**INSTRUCTION**. Every record must be repeated exactly; omit any pictures they contain.

**DATA PROVIDED**.
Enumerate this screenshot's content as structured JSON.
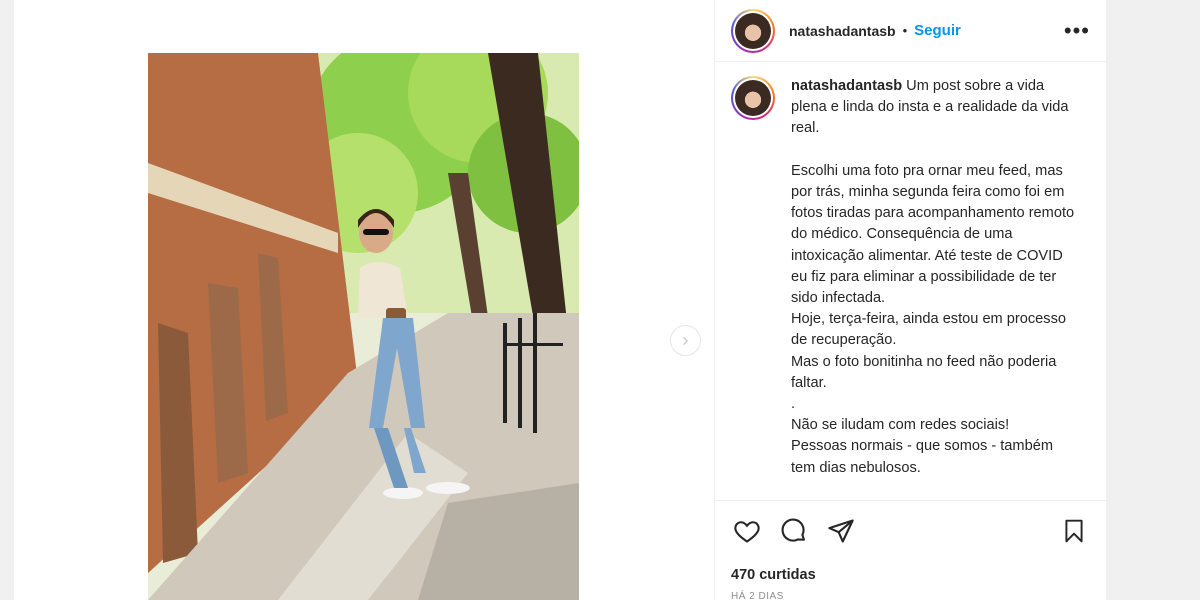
{
  "post": {
    "username": "natashadantasb",
    "separator": "•",
    "follow_label": "Seguir",
    "more_icon": "more-options-icon",
    "caption": "Um post sobre a vida plena e linda do insta e a realidade da vida real.\n\nEscolhi uma foto pra ornar meu feed, mas por trás, minha segunda feira como foi em fotos tiradas para acompanhamento remoto do médico. Consequência de uma intoxicação alimentar. Até teste de COVID eu fiz para eliminar a possibilidade de ter sido infectada.\nHoje, terça-feira, ainda estou em processo de recuperação.\nMas o foto bonitinha no feed não poderia faltar.\n.\nNão se iludam com redes sociais!\nPessoas normais - que somos - também tem dias nebulosos.",
    "likes": "470 curtidas",
    "timestamp": "HÁ 2 DIAS"
  },
  "icons": {
    "like": "heart-icon",
    "comment": "comment-icon",
    "share": "send-icon",
    "save": "bookmark-icon",
    "next": "chevron-right-icon"
  },
  "colors": {
    "follow": "#0095f6",
    "text": "#262626",
    "muted": "#8e8e8e",
    "border": "#efefef"
  }
}
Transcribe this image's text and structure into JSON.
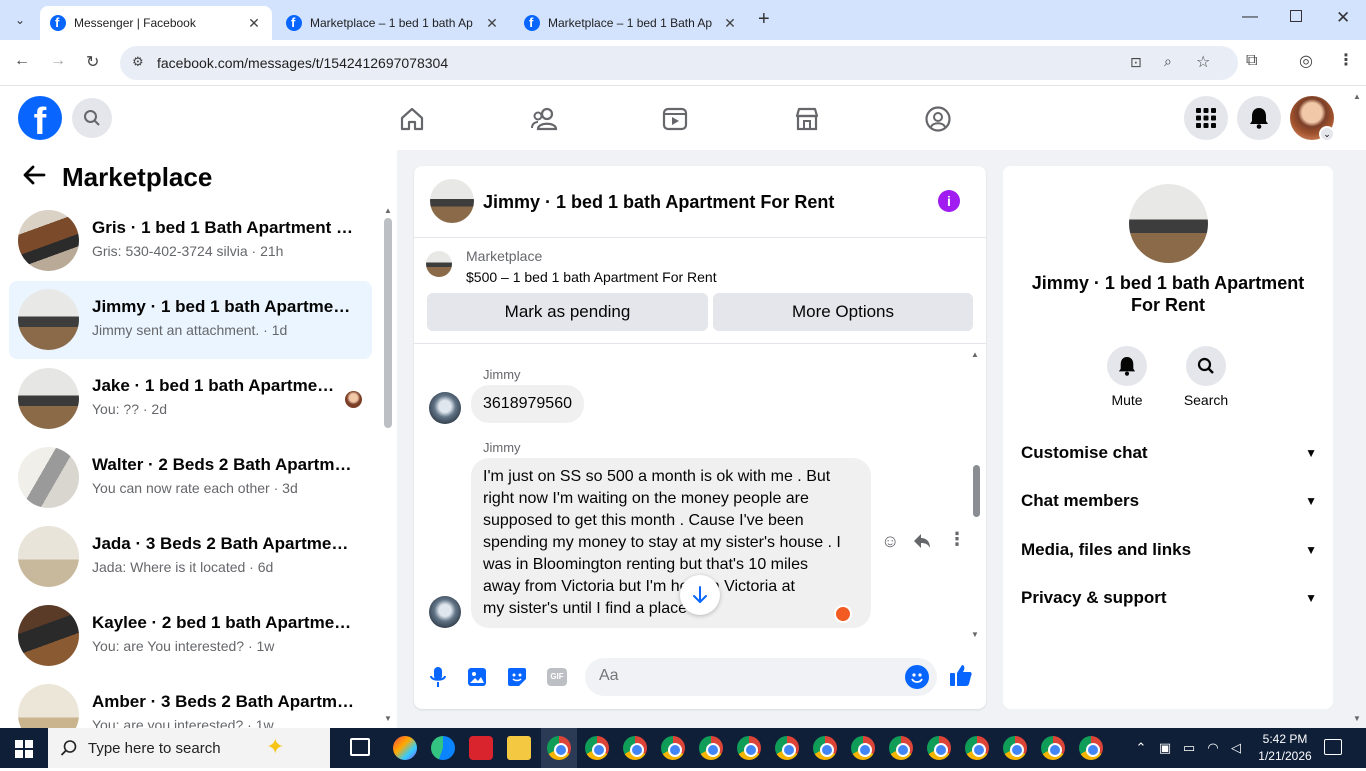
{
  "browser": {
    "tabs": [
      {
        "title": "Messenger | Facebook",
        "active": true
      },
      {
        "title": "Marketplace – 1 bed 1 bath Ap",
        "active": false
      },
      {
        "title": "Marketplace – 1 bed 1 Bath Ap",
        "active": false
      }
    ],
    "url": "facebook.com/messages/t/1542412697078304"
  },
  "left_panel": {
    "title": "Marketplace",
    "conversations": [
      {
        "name": "Gris · 1 bed 1 Bath Apartment Fo...",
        "snippet": "Gris: 530-402-3724 silvia · 21h",
        "selected": false
      },
      {
        "name": "Jimmy · 1 bed 1 bath Apartment ...",
        "snippet": "Jimmy sent an attachment. · 1d",
        "selected": true
      },
      {
        "name": "Jake · 1 bed 1 bath Apartment ...",
        "snippet": "You: ?? · 2d",
        "selected": false
      },
      {
        "name": "Walter · 2 Beds 2 Bath Apartmen...",
        "snippet": "You can now rate each other · 3d",
        "selected": false
      },
      {
        "name": "Jada · 3 Beds 2 Bath Apartment ...",
        "snippet": "Jada: Where is it located · 6d",
        "selected": false
      },
      {
        "name": "Kaylee · 2 bed 1 bath Apartment ...",
        "snippet": "You: are You interested? · 1w",
        "selected": false
      },
      {
        "name": "Amber · 3 Beds 2 Bath Apartme...",
        "snippet": "You: are you interested? · 1w",
        "selected": false
      }
    ]
  },
  "chat": {
    "title": "Jimmy · 1 bed 1 bath Apartment For Rent",
    "listing": {
      "label": "Marketplace",
      "price_title": "$500 – 1 bed 1 bath Apartment For Rent"
    },
    "buttons": {
      "pending": "Mark as pending",
      "more": "More Options"
    },
    "messages": [
      {
        "sender": "Jimmy",
        "text": "3618979560"
      },
      {
        "sender": "Jimmy",
        "lines": [
          "I'm just on SS  so 500 a month is ok with me . But",
          "right now I'm waiting on the money people are",
          "supposed to get this month . Cause I've been",
          "spending my money to stay at my sister's house . I",
          "was in Bloomington renting but that's 10 miles",
          "away from Victoria but I'm  here in Victoria at",
          "my sister's until I find a place"
        ]
      }
    ],
    "composer_placeholder": "Aa",
    "gif_label": "GIF"
  },
  "right_panel": {
    "name": "Jimmy · 1 bed 1 bath Apartment For Rent",
    "actions": [
      "Mute",
      "Search"
    ],
    "sections": [
      "Customise chat",
      "Chat members",
      "Media, files and links",
      "Privacy & support"
    ]
  },
  "taskbar": {
    "search_placeholder": "Type here to search",
    "time": "5:42 PM",
    "date": "1/21/2026"
  },
  "colors": {
    "brand": "#0866ff",
    "selected_row": "#ebf5ff",
    "info": "#a01cf0"
  }
}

**SOLUTION**.
Enumerate this screenshot's content as structured JSON.
{
  "post": {
    "username": "natashadantasb",
    "separator": "•",
    "follow_label": "Seguir",
    "more_icon": "more-options-icon",
    "caption": "Um post sobre a vida plena e linda do insta e a realidade da vida real.\n\nEscolhi uma foto pra ornar meu feed, mas por trás, minha segunda feira como foi em fotos tiradas para acompanhamento remoto do médico. Consequência de uma intoxicação alimentar. Até teste de COVID eu fiz para eliminar a possibilidade de ter sido infectada.\nHoje, terça-feira, ainda estou em processo de recuperação.\nMas o foto bonitinha no feed não poderia faltar.\n.\nNão se iludam com redes sociais!\nPessoas normais - que somos - também tem dias nebulosos.",
    "likes": "470 curtidas",
    "timestamp": "HÁ 2 DIAS"
  },
  "icons": {
    "like": "heart-icon",
    "comment": "comment-icon",
    "share": "send-icon",
    "save": "bookmark-icon",
    "next": "chevron-right-icon"
  },
  "colors": {
    "follow": "#0095f6",
    "text": "#262626",
    "muted": "#8e8e8e",
    "border": "#efefef"
  }
}
Transcribe this image's text and structure into JSON.
{
  "browser": {
    "tabs": [
      {
        "title": "Messenger | Facebook",
        "active": true
      },
      {
        "title": "Marketplace – 1 bed 1 bath Ap",
        "active": false
      },
      {
        "title": "Marketplace – 1 bed 1 Bath Ap",
        "active": false
      }
    ],
    "url": "facebook.com/messages/t/1542412697078304"
  },
  "left_panel": {
    "title": "Marketplace",
    "conversations": [
      {
        "name": "Gris · 1 bed 1 Bath Apartment Fo...",
        "snippet": "Gris: 530-402-3724 silvia · 21h",
        "selected": false
      },
      {
        "name": "Jimmy · 1 bed 1 bath Apartment ...",
        "snippet": "Jimmy sent an attachment. · 1d",
        "selected": true
      },
      {
        "name": "Jake · 1 bed 1 bath Apartment ...",
        "snippet": "You: ?? · 2d",
        "selected": false
      },
      {
        "name": "Walter · 2 Beds 2 Bath Apartmen...",
        "snippet": "You can now rate each other · 3d",
        "selected": false
      },
      {
        "name": "Jada · 3 Beds 2 Bath Apartment ...",
        "snippet": "Jada: Where is it located · 6d",
        "selected": false
      },
      {
        "name": "Kaylee · 2 bed 1 bath Apartment ...",
        "snippet": "You: are You interested? · 1w",
        "selected": false
      },
      {
        "name": "Amber · 3 Beds 2 Bath Apartme...",
        "snippet": "You: are you interested? · 1w",
        "selected": false
      }
    ]
  },
  "chat": {
    "title": "Jimmy · 1 bed 1 bath Apartment For Rent",
    "listing": {
      "label": "Marketplace",
      "price_title": "$500 – 1 bed 1 bath Apartment For Rent"
    },
    "buttons": {
      "pending": "Mark as pending",
      "more": "More Options"
    },
    "messages": [
      {
        "sender": "Jimmy",
        "text": "3618979560"
      },
      {
        "sender": "Jimmy",
        "lines": [
          "I'm just on SS  so 500 a month is ok with me . But",
          "right now I'm waiting on the money people are",
          "supposed to get this month . Cause I've been",
          "spending my money to stay at my sister's house . I",
          "was in Bloomington renting but that's 10 miles",
          "away from Victoria but I'm  here in Victoria at",
          "my sister's until I find a place"
        ]
      }
    ],
    "composer_placeholder": "Aa",
    "gif_label": "GIF"
  },
  "right_panel": {
    "name": "Jimmy · 1 bed 1 bath Apartment For Rent",
    "actions": [
      "Mute",
      "Search"
    ],
    "sections": [
      "Customise chat",
      "Chat members",
      "Media, files and links",
      "Privacy & support"
    ]
  },
  "taskbar": {
    "search_placeholder": "Type here to search",
    "time": "5:42 PM",
    "date": "1/21/2026"
  },
  "colors": {
    "brand": "#0866ff",
    "selected_row": "#ebf5ff",
    "info": "#a01cf0"
  }
}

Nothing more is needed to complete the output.